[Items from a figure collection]
* BEGIN *
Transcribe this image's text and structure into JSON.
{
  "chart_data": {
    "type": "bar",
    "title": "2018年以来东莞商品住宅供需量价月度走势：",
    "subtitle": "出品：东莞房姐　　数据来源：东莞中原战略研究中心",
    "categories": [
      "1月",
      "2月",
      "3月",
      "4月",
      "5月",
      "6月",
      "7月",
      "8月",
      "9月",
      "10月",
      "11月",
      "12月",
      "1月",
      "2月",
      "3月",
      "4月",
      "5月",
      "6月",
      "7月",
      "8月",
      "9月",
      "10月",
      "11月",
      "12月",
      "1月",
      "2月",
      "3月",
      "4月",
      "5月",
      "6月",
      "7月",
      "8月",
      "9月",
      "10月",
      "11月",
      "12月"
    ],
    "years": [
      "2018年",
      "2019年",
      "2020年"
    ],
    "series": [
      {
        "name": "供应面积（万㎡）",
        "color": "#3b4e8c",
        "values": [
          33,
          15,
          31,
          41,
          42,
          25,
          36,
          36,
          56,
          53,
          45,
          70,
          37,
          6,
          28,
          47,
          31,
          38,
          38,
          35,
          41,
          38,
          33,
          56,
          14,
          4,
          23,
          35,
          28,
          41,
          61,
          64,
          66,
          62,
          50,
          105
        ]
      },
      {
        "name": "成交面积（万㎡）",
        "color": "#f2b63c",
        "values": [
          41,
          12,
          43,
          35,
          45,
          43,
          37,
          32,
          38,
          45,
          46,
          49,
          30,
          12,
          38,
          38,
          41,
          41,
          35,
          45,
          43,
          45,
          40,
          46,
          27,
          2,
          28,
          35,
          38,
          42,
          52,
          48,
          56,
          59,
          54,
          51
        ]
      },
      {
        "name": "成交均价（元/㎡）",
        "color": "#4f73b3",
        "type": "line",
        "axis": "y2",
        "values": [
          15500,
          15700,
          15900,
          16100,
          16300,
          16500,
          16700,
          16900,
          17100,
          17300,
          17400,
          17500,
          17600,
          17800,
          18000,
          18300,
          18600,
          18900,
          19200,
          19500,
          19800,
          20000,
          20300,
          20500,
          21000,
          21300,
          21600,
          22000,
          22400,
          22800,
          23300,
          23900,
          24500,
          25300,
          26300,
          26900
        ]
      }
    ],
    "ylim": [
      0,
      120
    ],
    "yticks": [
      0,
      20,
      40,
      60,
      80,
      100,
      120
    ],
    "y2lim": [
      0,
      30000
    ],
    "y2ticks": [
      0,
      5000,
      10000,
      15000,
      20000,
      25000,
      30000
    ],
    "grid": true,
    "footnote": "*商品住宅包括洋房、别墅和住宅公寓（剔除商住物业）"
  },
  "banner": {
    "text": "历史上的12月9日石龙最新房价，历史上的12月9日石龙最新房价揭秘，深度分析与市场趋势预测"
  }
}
* END *
* BEGIN *
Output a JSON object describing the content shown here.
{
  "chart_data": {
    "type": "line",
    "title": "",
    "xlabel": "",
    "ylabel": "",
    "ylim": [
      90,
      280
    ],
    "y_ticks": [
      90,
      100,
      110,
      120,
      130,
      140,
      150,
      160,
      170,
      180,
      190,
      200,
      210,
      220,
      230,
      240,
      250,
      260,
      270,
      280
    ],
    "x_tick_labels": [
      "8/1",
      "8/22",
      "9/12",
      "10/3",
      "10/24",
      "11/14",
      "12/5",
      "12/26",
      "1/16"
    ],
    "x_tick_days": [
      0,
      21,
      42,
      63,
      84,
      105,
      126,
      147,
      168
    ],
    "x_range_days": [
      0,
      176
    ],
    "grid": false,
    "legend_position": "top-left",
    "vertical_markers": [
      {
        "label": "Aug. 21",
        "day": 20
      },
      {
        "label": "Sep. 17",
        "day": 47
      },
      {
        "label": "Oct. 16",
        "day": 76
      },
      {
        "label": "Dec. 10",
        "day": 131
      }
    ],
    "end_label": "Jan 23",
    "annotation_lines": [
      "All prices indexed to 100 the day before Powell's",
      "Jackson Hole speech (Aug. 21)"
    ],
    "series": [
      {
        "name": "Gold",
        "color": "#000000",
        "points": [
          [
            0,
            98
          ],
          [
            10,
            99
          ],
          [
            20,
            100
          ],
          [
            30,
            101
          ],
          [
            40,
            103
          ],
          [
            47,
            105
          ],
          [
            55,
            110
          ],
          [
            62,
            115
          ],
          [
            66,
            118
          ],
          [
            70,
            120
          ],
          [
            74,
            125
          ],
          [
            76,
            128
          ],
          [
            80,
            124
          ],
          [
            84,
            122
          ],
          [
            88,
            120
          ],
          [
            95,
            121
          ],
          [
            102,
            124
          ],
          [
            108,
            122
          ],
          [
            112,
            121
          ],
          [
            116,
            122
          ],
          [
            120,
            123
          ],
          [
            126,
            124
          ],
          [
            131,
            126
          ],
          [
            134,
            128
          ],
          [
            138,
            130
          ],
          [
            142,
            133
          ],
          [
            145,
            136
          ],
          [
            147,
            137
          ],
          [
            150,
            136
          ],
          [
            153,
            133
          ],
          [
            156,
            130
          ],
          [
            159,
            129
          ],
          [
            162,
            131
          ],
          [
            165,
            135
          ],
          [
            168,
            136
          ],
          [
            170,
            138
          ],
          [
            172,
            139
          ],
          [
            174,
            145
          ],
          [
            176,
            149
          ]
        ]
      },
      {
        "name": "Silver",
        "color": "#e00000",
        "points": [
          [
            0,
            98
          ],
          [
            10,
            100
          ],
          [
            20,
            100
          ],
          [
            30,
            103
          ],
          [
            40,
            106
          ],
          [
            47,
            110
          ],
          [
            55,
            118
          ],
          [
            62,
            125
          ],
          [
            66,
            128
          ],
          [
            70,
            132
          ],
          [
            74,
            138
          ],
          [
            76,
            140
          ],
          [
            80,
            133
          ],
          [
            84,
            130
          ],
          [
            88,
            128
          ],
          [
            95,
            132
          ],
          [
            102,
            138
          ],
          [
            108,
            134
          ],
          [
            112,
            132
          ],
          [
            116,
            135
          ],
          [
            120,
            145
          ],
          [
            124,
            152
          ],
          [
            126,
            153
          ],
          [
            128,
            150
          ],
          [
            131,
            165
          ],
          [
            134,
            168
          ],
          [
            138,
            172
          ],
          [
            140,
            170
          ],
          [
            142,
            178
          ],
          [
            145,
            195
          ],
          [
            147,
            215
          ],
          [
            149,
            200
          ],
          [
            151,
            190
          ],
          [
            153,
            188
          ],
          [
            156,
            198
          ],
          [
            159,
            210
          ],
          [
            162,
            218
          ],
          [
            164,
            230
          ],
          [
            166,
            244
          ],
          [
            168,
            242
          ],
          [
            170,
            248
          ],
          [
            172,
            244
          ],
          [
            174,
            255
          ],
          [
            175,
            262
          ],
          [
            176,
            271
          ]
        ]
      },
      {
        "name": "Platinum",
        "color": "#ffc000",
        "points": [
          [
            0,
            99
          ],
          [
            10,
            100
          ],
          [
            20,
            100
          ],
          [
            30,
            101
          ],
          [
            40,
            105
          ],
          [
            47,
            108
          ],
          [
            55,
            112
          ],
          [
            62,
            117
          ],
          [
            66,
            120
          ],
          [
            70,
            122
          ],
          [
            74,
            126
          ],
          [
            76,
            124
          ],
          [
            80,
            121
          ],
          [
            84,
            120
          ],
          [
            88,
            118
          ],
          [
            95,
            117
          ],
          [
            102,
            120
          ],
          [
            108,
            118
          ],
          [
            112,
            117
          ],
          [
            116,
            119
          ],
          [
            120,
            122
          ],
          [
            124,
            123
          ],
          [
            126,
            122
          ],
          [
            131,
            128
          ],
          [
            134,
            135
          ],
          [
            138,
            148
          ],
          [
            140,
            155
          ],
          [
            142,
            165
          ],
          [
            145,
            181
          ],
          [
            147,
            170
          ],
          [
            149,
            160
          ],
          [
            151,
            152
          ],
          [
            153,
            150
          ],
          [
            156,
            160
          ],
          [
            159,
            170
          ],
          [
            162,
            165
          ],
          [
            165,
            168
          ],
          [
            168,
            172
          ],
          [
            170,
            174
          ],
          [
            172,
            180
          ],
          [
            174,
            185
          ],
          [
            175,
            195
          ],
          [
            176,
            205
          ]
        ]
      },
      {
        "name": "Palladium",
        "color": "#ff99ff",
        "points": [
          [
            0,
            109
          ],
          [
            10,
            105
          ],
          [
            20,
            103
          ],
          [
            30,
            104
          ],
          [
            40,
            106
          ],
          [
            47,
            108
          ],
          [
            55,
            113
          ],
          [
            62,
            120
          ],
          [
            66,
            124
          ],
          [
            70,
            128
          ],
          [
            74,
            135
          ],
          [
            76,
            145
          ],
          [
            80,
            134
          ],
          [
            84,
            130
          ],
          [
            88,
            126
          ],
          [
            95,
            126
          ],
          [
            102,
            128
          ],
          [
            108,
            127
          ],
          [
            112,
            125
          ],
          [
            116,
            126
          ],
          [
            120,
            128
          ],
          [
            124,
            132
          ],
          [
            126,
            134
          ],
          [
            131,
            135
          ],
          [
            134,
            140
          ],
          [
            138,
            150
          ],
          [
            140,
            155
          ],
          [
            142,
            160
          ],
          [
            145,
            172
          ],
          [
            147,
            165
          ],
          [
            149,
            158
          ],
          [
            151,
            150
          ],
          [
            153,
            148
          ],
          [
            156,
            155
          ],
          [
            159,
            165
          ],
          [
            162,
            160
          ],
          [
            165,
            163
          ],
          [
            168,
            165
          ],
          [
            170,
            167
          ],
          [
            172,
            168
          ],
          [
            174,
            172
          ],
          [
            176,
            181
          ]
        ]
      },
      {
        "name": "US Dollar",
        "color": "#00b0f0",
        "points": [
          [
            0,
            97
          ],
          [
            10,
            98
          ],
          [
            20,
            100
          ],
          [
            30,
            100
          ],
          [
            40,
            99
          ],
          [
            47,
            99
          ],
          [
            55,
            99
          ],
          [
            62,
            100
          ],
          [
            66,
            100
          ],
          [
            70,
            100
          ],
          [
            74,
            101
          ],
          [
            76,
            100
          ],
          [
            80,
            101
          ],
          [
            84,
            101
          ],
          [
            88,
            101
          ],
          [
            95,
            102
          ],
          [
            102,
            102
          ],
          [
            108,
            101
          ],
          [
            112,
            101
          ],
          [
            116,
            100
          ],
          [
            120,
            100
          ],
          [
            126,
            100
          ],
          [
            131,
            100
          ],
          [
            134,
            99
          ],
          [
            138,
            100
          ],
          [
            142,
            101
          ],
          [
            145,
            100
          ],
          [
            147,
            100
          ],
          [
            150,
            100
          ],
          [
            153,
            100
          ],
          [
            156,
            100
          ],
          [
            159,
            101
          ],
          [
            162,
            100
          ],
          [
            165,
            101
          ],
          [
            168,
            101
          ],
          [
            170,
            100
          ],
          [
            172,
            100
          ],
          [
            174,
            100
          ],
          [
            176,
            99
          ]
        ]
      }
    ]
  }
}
* END *
> _SHORT PROBLEM_
Copy each line that holds the word "name".

> _RESPONSE TO THIS EXERCISE_
        "name": "供应面积（万㎡）",
        "name": "成交面积（万㎡）",
        "name": "成交均价（元/㎡）",
        "name": "Gold",
        "name": "Silver",
        "name": "Platinum",
        "name": "Palladium",
        "name": "US Dollar",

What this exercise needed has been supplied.